Stored data entries
# # # # #

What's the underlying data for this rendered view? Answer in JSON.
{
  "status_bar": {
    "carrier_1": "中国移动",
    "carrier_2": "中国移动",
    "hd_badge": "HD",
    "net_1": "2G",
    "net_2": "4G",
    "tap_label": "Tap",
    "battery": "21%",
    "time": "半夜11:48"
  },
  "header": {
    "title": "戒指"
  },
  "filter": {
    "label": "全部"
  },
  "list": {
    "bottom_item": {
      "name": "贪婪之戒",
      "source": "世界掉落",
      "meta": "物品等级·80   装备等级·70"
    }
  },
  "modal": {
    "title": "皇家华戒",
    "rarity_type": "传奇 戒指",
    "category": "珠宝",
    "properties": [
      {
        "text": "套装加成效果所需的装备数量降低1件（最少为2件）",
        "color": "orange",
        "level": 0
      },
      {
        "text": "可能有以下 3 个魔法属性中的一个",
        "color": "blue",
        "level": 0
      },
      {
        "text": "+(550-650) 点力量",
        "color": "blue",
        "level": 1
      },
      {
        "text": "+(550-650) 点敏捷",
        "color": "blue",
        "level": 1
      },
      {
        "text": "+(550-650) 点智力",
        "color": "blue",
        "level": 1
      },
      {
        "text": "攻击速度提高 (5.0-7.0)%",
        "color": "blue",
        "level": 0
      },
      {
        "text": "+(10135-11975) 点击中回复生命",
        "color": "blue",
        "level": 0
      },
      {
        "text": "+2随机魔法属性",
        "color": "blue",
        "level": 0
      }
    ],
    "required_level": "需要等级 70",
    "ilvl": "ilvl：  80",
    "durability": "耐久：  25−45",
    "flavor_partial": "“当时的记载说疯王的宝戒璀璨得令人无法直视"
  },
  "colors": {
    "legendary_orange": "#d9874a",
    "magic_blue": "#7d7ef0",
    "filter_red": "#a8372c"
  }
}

# # # # #

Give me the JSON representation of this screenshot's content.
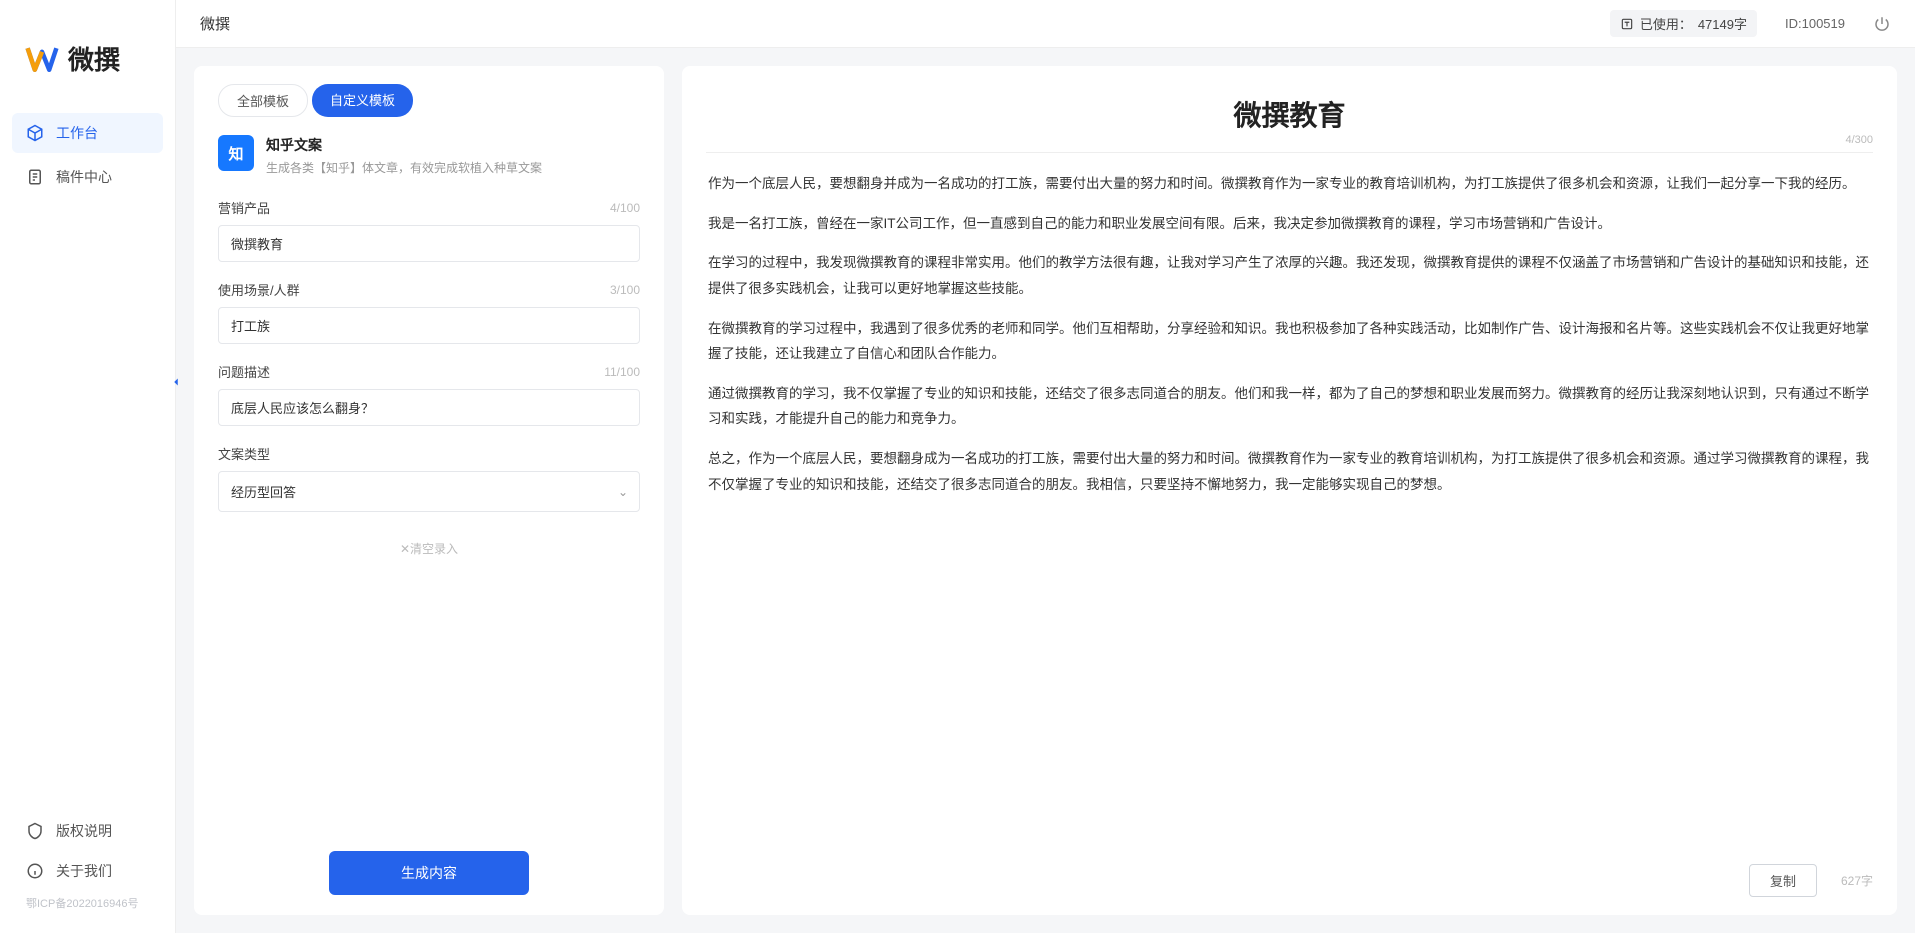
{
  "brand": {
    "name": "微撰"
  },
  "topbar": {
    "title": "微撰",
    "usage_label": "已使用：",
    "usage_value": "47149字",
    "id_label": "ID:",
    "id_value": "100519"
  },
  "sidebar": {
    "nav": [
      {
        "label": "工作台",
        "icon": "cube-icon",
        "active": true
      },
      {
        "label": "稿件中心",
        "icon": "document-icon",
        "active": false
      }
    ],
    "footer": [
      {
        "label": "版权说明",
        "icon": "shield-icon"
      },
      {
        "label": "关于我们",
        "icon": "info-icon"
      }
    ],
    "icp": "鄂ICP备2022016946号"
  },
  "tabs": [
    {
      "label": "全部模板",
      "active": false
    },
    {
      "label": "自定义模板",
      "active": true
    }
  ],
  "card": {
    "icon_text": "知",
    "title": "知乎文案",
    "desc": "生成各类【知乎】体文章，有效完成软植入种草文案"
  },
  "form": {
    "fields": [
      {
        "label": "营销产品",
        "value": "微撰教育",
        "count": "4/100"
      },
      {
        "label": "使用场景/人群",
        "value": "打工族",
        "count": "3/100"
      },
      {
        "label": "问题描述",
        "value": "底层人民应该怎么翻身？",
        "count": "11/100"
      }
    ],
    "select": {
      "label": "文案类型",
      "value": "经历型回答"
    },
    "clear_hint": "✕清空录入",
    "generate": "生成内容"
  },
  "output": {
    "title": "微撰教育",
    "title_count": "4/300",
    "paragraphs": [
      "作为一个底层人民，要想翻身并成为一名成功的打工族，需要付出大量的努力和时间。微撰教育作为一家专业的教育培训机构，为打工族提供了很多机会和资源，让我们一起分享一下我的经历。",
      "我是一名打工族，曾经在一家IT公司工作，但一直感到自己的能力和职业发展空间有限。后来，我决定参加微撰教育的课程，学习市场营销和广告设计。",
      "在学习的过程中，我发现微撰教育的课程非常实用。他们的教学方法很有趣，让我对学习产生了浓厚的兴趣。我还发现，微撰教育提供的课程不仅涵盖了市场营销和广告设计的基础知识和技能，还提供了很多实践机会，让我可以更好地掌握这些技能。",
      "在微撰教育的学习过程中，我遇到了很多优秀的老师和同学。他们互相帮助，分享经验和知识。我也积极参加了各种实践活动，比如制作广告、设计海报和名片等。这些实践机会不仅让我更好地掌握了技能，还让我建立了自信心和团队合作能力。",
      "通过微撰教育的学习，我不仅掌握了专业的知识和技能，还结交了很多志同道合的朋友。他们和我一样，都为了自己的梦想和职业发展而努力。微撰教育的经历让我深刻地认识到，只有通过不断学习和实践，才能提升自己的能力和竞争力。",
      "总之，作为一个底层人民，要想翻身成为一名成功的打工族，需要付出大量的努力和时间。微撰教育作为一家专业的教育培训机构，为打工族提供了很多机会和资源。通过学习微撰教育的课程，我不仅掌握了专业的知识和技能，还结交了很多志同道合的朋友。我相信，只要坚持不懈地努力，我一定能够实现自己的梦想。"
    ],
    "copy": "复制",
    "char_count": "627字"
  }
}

# # # # #

◆ Directive ◆
Across the records, count the lines holding the string "为打工族提供了很多机会和资源". Give the number and stop.

◆ Full response ◆
2